Problem requirements: Copy out all lines with the word "Temperature" in them.

## begin Dataset entries

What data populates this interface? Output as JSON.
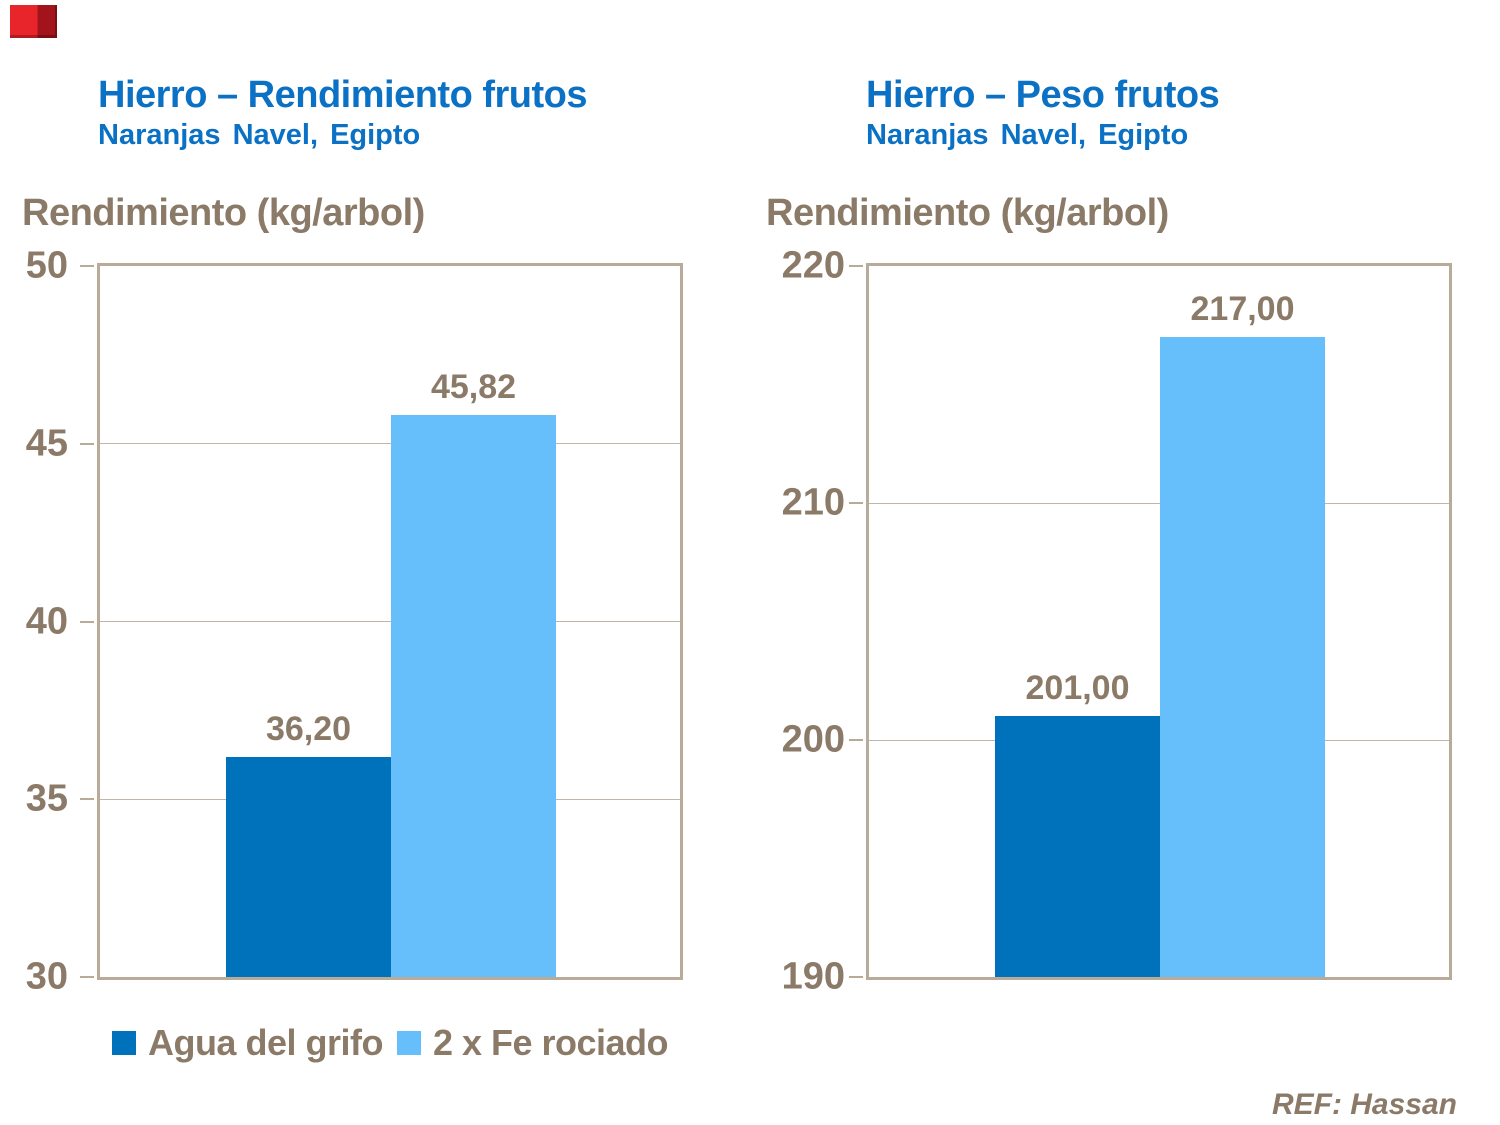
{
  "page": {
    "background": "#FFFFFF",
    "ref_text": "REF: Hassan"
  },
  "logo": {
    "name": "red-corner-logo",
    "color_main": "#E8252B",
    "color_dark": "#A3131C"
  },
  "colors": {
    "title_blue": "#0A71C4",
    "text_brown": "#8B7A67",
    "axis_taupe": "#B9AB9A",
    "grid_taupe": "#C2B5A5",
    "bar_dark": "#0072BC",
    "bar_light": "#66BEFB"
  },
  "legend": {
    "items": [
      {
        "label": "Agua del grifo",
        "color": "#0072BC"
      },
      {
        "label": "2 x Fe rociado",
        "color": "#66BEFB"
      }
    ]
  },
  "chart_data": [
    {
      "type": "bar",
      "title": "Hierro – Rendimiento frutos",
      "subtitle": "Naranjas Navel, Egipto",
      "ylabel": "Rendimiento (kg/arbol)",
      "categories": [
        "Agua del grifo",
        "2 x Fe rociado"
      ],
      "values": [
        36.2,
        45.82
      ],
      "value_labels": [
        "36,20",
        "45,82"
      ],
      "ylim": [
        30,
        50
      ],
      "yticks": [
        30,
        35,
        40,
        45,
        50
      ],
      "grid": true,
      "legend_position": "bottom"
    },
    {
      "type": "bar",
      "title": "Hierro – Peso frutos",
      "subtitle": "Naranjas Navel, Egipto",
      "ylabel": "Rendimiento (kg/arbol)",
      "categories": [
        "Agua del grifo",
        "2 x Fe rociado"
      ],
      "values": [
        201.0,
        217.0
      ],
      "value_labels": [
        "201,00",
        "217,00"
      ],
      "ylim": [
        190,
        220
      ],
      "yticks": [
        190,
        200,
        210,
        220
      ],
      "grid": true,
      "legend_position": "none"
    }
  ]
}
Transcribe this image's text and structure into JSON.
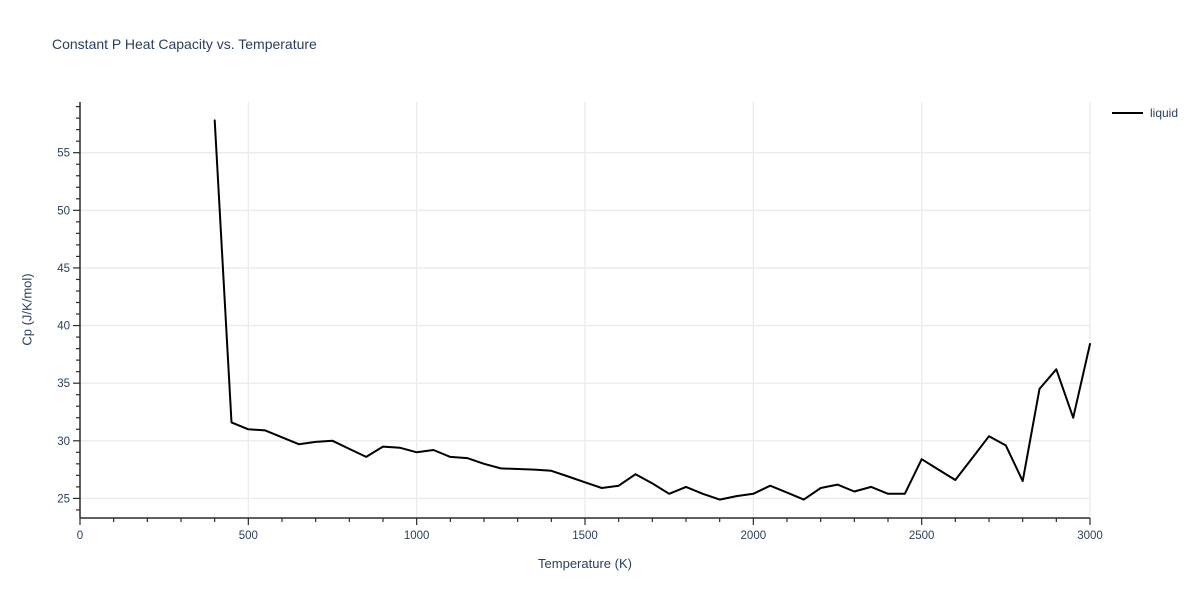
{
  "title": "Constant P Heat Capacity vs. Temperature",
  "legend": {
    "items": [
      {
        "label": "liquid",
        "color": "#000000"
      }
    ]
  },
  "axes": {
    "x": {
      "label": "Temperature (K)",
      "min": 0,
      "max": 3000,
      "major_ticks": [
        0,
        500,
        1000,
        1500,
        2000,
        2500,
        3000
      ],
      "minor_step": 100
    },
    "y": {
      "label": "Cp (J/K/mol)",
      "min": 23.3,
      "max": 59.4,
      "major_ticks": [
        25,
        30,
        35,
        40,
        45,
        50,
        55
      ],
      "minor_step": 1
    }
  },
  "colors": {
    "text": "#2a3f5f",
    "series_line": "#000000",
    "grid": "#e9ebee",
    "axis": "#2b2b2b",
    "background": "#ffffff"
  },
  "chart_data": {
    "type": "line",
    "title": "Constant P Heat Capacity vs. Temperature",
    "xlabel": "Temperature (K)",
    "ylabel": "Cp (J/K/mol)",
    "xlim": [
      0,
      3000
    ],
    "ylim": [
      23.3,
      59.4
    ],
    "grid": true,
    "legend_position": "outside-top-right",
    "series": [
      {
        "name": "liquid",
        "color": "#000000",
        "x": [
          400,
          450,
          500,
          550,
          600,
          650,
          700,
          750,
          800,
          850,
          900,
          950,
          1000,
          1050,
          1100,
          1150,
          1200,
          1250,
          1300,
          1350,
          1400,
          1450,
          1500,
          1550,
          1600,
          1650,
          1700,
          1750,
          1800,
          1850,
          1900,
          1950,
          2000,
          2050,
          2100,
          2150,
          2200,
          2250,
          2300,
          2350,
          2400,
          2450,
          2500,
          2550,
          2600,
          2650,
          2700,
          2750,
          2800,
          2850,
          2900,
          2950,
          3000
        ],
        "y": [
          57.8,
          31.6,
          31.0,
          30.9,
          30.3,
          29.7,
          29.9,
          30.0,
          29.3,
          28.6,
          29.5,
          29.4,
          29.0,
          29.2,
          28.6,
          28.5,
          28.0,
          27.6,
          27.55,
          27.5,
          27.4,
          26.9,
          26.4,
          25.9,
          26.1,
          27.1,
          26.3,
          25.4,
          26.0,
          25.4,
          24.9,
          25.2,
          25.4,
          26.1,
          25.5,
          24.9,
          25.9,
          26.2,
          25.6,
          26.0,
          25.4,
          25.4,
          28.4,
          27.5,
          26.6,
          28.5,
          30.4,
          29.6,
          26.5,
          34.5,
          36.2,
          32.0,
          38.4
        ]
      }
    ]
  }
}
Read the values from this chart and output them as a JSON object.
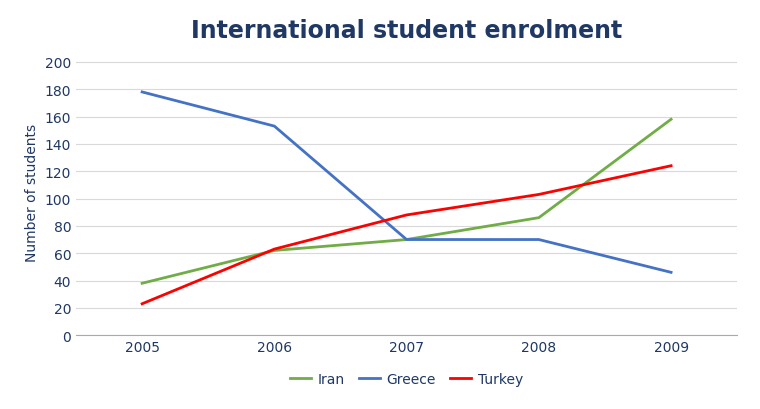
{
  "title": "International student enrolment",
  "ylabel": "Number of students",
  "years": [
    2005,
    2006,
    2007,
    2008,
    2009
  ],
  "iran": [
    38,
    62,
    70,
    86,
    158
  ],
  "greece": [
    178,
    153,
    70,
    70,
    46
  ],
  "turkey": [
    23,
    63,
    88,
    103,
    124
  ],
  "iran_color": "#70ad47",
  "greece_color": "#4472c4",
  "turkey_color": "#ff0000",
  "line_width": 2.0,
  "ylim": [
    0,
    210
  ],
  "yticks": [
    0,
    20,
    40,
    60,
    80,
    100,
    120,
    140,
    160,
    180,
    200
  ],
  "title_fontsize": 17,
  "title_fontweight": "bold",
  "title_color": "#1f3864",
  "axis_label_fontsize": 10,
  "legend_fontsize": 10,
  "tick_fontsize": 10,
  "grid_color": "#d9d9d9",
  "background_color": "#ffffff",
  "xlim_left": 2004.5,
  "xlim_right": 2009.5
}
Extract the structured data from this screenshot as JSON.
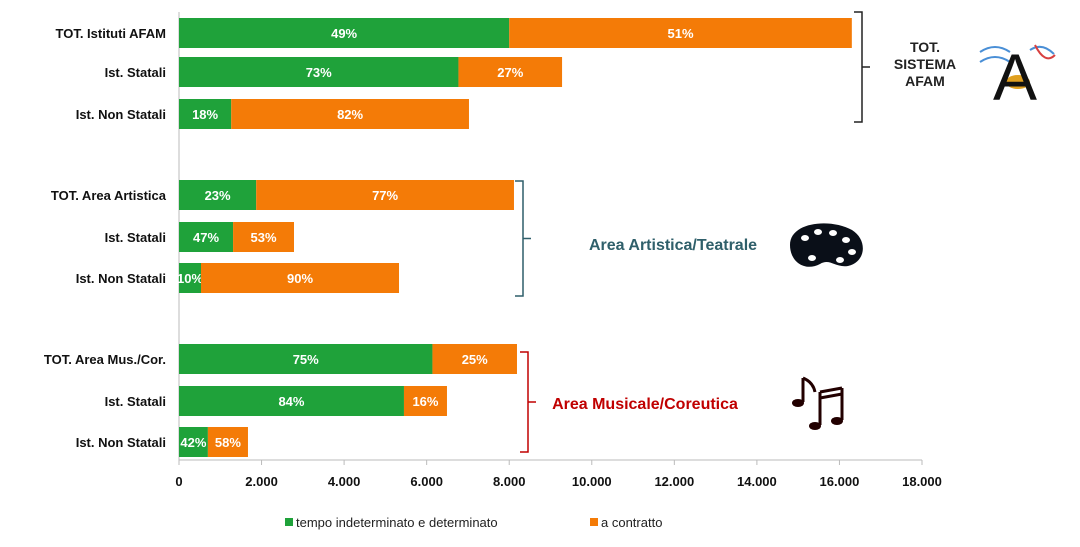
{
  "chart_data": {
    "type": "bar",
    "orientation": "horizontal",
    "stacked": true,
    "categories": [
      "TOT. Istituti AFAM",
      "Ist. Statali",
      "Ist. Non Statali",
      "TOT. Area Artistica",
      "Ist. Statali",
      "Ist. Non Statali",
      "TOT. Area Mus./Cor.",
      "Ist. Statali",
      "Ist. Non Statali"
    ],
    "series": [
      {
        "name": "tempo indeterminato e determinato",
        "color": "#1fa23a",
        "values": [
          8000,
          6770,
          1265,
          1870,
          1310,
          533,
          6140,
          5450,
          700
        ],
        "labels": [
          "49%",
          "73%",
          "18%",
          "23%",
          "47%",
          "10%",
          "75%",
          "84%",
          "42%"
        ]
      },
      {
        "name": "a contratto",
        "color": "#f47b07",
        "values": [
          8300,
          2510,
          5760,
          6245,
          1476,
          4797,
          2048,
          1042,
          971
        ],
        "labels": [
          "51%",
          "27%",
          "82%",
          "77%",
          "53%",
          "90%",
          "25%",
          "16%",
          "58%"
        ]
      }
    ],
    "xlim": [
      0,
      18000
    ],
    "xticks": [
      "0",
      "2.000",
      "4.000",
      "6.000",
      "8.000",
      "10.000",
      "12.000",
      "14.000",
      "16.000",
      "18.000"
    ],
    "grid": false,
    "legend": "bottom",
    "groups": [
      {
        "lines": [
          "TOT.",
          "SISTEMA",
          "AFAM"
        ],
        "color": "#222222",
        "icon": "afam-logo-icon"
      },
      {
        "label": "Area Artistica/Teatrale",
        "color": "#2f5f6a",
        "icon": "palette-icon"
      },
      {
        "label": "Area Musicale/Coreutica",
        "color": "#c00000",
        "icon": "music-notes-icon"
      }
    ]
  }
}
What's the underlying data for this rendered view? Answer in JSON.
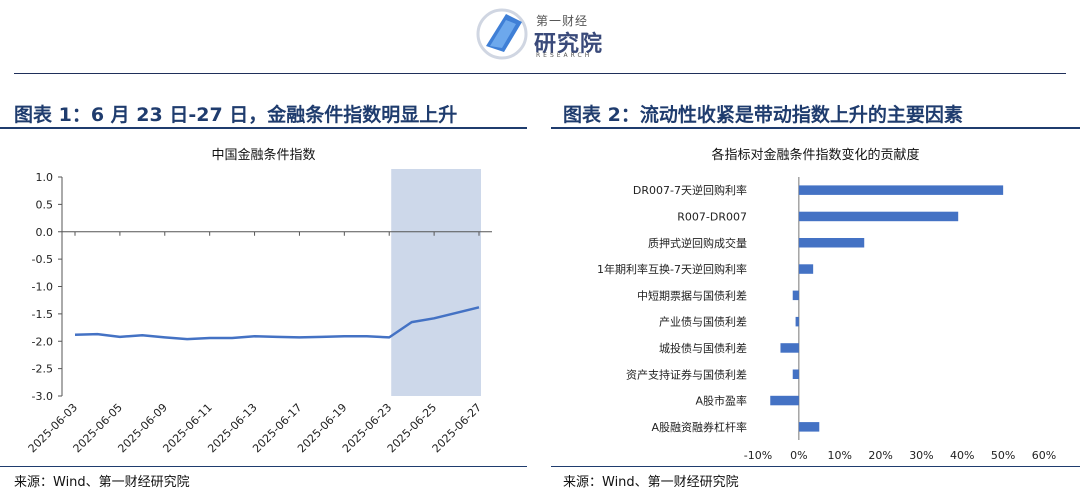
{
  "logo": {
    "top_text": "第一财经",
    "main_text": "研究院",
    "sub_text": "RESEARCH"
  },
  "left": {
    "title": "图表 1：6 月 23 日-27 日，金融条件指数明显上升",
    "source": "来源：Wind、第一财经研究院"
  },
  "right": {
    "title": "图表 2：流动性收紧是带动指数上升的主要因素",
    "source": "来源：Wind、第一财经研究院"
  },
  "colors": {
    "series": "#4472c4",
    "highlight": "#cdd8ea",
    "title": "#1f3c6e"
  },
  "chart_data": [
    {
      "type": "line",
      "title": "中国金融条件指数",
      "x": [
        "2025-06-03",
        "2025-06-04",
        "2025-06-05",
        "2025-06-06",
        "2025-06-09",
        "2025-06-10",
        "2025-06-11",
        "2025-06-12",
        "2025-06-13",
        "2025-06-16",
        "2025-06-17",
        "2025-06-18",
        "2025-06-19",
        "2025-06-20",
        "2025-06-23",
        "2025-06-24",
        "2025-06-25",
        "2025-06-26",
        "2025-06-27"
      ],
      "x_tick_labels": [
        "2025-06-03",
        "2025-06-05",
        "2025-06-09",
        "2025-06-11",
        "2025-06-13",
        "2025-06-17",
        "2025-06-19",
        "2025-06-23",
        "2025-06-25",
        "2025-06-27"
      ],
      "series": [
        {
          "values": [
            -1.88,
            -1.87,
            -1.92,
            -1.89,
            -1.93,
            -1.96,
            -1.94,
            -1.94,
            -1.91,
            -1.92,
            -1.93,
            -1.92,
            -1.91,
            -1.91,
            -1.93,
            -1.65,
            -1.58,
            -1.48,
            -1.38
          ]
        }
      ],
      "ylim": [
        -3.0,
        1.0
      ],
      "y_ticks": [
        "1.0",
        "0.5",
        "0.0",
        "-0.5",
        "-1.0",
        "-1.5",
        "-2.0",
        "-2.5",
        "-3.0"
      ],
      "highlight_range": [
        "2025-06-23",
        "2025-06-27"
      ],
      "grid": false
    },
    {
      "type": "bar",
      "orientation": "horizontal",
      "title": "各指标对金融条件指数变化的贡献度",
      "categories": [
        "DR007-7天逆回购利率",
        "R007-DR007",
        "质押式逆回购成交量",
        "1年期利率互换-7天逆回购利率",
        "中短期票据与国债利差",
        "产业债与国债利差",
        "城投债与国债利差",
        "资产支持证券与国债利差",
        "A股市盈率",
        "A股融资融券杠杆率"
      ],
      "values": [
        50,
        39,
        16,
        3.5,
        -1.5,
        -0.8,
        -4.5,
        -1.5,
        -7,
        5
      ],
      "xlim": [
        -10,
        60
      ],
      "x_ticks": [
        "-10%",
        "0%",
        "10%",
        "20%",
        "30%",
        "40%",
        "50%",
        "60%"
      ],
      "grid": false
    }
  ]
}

## end Dataset entries

Correct response:
  "title": "Constant P Heat Capacity vs. Temperature",
      "label": "Temperature (K)",
    "title": "Constant P Heat Capacity vs. Temperature",
    "xlabel": "Temperature (K)",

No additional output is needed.